▶ Required work
Write out every entry exactly as it stands.
--- Begin Records for this task ---
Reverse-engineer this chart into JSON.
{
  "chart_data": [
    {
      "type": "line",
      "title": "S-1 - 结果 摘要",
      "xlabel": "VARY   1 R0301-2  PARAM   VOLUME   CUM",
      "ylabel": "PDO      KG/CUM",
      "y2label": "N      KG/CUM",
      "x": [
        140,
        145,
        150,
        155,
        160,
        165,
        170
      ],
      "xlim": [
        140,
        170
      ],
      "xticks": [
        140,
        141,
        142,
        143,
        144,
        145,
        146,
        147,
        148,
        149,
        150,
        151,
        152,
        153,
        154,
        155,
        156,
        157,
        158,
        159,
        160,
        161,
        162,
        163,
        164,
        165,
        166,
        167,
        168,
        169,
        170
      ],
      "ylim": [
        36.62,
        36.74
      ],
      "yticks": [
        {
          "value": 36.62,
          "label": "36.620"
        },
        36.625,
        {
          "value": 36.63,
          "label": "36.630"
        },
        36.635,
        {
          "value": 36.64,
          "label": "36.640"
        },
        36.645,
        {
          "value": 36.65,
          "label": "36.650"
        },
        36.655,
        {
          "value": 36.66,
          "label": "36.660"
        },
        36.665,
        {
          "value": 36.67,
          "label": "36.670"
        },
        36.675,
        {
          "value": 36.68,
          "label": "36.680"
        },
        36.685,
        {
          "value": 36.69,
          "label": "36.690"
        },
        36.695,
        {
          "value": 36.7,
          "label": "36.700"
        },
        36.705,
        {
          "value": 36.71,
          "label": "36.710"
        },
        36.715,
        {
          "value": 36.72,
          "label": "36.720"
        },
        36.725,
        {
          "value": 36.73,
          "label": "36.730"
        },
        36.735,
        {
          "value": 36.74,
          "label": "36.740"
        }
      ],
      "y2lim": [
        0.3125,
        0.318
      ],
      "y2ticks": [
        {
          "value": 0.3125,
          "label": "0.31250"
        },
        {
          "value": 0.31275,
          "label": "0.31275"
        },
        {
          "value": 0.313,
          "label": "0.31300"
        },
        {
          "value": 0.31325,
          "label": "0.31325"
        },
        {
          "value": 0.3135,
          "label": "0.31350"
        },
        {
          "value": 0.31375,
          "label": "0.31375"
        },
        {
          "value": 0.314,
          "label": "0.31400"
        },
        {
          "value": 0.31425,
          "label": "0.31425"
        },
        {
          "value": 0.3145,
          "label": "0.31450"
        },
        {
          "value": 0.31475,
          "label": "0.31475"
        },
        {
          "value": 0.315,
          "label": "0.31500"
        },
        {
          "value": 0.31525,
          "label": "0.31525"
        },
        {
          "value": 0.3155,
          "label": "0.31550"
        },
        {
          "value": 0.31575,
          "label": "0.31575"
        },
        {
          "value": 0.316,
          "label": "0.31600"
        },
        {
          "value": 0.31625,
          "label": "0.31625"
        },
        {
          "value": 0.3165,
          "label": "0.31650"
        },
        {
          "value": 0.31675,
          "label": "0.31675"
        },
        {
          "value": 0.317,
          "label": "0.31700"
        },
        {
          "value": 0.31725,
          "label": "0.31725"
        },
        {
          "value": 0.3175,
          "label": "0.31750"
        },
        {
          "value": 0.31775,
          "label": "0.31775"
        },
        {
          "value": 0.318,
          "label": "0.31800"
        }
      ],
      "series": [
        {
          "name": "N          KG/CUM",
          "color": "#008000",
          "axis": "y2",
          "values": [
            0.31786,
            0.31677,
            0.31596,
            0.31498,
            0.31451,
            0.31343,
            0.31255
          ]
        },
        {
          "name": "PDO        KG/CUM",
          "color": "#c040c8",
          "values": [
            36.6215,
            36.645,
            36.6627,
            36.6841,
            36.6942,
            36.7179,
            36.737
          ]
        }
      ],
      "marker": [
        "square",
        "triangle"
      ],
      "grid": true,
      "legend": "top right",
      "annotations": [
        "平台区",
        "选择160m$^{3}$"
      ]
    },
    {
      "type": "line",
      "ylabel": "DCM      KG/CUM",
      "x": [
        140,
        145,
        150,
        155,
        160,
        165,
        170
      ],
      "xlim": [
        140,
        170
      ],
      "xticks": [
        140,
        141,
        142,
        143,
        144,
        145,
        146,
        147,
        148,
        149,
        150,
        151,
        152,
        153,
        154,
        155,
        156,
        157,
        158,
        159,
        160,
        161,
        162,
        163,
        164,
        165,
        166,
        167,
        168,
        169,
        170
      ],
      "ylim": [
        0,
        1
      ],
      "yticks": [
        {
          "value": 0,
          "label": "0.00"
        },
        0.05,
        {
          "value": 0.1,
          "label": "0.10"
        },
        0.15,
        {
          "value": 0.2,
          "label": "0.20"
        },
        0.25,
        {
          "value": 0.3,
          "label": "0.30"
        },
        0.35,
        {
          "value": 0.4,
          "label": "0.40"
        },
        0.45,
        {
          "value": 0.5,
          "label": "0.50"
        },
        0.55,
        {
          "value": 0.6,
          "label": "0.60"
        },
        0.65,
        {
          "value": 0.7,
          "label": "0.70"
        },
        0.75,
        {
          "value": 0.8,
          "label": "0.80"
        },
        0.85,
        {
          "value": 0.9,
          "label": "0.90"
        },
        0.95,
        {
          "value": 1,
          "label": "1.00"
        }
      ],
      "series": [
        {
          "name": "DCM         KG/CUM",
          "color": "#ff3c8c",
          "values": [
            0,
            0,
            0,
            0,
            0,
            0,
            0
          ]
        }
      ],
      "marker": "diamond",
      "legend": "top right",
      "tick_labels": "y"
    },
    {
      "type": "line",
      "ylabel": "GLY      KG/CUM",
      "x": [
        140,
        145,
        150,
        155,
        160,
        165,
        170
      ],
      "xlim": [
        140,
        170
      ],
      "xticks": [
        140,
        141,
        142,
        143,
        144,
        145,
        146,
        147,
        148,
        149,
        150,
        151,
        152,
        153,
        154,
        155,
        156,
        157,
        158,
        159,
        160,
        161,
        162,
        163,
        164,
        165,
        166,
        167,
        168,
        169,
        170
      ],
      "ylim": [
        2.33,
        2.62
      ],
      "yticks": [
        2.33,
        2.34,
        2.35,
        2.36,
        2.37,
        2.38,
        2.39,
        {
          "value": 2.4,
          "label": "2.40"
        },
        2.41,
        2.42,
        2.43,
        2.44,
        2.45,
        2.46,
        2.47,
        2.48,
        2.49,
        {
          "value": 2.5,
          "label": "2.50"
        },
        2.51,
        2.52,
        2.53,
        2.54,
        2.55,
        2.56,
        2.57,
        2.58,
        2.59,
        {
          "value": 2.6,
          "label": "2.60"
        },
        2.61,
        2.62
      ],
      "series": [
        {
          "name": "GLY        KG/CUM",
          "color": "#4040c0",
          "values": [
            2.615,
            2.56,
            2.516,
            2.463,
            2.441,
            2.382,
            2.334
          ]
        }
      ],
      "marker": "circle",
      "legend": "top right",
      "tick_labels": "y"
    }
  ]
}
--- End Records for this task ---
▶ The result
Reverse-engineer this chart into JSON.
{
  "chart_data": [
    {
      "type": "line",
      "title": "S-1 - 结果 摘要",
      "xlabel": "VARY   1 R0301-2  PARAM   VOLUME   CUM",
      "ylabel": "PDO      KG/CUM",
      "y2label": "N      KG/CUM",
      "x": [
        140,
        145,
        150,
        155,
        160,
        165,
        170
      ],
      "xlim": [
        140,
        170
      ],
      "xticks": [
        140,
        141,
        142,
        143,
        144,
        145,
        146,
        147,
        148,
        149,
        150,
        151,
        152,
        153,
        154,
        155,
        156,
        157,
        158,
        159,
        160,
        161,
        162,
        163,
        164,
        165,
        166,
        167,
        168,
        169,
        170
      ],
      "ylim": [
        36.62,
        36.74
      ],
      "yticks": [
        {
          "value": 36.62,
          "label": "36.620"
        },
        36.625,
        {
          "value": 36.63,
          "label": "36.630"
        },
        36.635,
        {
          "value": 36.64,
          "label": "36.640"
        },
        36.645,
        {
          "value": 36.65,
          "label": "36.650"
        },
        36.655,
        {
          "value": 36.66,
          "label": "36.660"
        },
        36.665,
        {
          "value": 36.67,
          "label": "36.670"
        },
        36.675,
        {
          "value": 36.68,
          "label": "36.680"
        },
        36.685,
        {
          "value": 36.69,
          "label": "36.690"
        },
        36.695,
        {
          "value": 36.7,
          "label": "36.700"
        },
        36.705,
        {
          "value": 36.71,
          "label": "36.710"
        },
        36.715,
        {
          "value": 36.72,
          "label": "36.720"
        },
        36.725,
        {
          "value": 36.73,
          "label": "36.730"
        },
        36.735,
        {
          "value": 36.74,
          "label": "36.740"
        }
      ],
      "y2lim": [
        0.3125,
        0.318
      ],
      "y2ticks": [
        {
          "value": 0.3125,
          "label": "0.31250"
        },
        {
          "value": 0.31275,
          "label": "0.31275"
        },
        {
          "value": 0.313,
          "label": "0.31300"
        },
        {
          "value": 0.31325,
          "label": "0.31325"
        },
        {
          "value": 0.3135,
          "label": "0.31350"
        },
        {
          "value": 0.31375,
          "label": "0.31375"
        },
        {
          "value": 0.314,
          "label": "0.31400"
        },
        {
          "value": 0.31425,
          "label": "0.31425"
        },
        {
          "value": 0.3145,
          "label": "0.31450"
        },
        {
          "value": 0.31475,
          "label": "0.31475"
        },
        {
          "value": 0.315,
          "label": "0.31500"
        },
        {
          "value": 0.31525,
          "label": "0.31525"
        },
        {
          "value": 0.3155,
          "label": "0.31550"
        },
        {
          "value": 0.31575,
          "label": "0.31575"
        },
        {
          "value": 0.316,
          "label": "0.31600"
        },
        {
          "value": 0.31625,
          "label": "0.31625"
        },
        {
          "value": 0.3165,
          "label": "0.31650"
        },
        {
          "value": 0.31675,
          "label": "0.31675"
        },
        {
          "value": 0.317,
          "label": "0.31700"
        },
        {
          "value": 0.31725,
          "label": "0.31725"
        },
        {
          "value": 0.3175,
          "label": "0.31750"
        },
        {
          "value": 0.31775,
          "label": "0.31775"
        },
        {
          "value": 0.318,
          "label": "0.31800"
        }
      ],
      "series": [
        {
          "name": "N          KG/CUM",
          "color": "#008000",
          "axis": "y2",
          "values": [
            0.31786,
            0.31677,
            0.31596,
            0.31498,
            0.31451,
            0.31343,
            0.31255
          ]
        },
        {
          "name": "PDO        KG/CUM",
          "color": "#c040c8",
          "values": [
            36.6215,
            36.645,
            36.6627,
            36.6841,
            36.6942,
            36.7179,
            36.737
          ]
        }
      ],
      "marker": [
        "square",
        "triangle"
      ],
      "grid": true,
      "legend": "top right",
      "annotations": [
        "平台区",
        "选择160m$^{3}$"
      ]
    },
    {
      "type": "line",
      "ylabel": "DCM      KG/CUM",
      "x": [
        140,
        145,
        150,
        155,
        160,
        165,
        170
      ],
      "xlim": [
        140,
        170
      ],
      "xticks": [
        140,
        141,
        142,
        143,
        144,
        145,
        146,
        147,
        148,
        149,
        150,
        151,
        152,
        153,
        154,
        155,
        156,
        157,
        158,
        159,
        160,
        161,
        162,
        163,
        164,
        165,
        166,
        167,
        168,
        169,
        170
      ],
      "ylim": [
        0,
        1
      ],
      "yticks": [
        {
          "value": 0,
          "label": "0.00"
        },
        0.05,
        {
          "value": 0.1,
          "label": "0.10"
        },
        0.15,
        {
          "value": 0.2,
          "label": "0.20"
        },
        0.25,
        {
          "value": 0.3,
          "label": "0.30"
        },
        0.35,
        {
          "value": 0.4,
          "label": "0.40"
        },
        0.45,
        {
          "value": 0.5,
          "label": "0.50"
        },
        0.55,
        {
          "value": 0.6,
          "label": "0.60"
        },
        0.65,
        {
          "value": 0.7,
          "label": "0.70"
        },
        0.75,
        {
          "value": 0.8,
          "label": "0.80"
        },
        0.85,
        {
          "value": 0.9,
          "label": "0.90"
        },
        0.95,
        {
          "value": 1,
          "label": "1.00"
        }
      ],
      "series": [
        {
          "name": "DCM         KG/CUM",
          "color": "#ff3c8c",
          "values": [
            0,
            0,
            0,
            0,
            0,
            0,
            0
          ]
        }
      ],
      "marker": "diamond",
      "legend": "top right",
      "tick_labels": "y"
    },
    {
      "type": "line",
      "ylabel": "GLY      KG/CUM",
      "x": [
        140,
        145,
        150,
        155,
        160,
        165,
        170
      ],
      "xlim": [
        140,
        170
      ],
      "xticks": [
        140,
        141,
        142,
        143,
        144,
        145,
        146,
        147,
        148,
        149,
        150,
        151,
        152,
        153,
        154,
        155,
        156,
        157,
        158,
        159,
        160,
        161,
        162,
        163,
        164,
        165,
        166,
        167,
        168,
        169,
        170
      ],
      "ylim": [
        2.33,
        2.62
      ],
      "yticks": [
        2.33,
        2.34,
        2.35,
        2.36,
        2.37,
        2.38,
        2.39,
        {
          "value": 2.4,
          "label": "2.40"
        },
        2.41,
        2.42,
        2.43,
        2.44,
        2.45,
        2.46,
        2.47,
        2.48,
        2.49,
        {
          "value": 2.5,
          "label": "2.50"
        },
        2.51,
        2.52,
        2.53,
        2.54,
        2.55,
        2.56,
        2.57,
        2.58,
        2.59,
        {
          "value": 2.6,
          "label": "2.60"
        },
        2.61,
        2.62
      ],
      "series": [
        {
          "name": "GLY        KG/CUM",
          "color": "#4040c0",
          "values": [
            2.615,
            2.56,
            2.516,
            2.463,
            2.441,
            2.382,
            2.334
          ]
        }
      ],
      "marker": "circle",
      "legend": "top right",
      "tick_labels": "y"
    }
  ]
}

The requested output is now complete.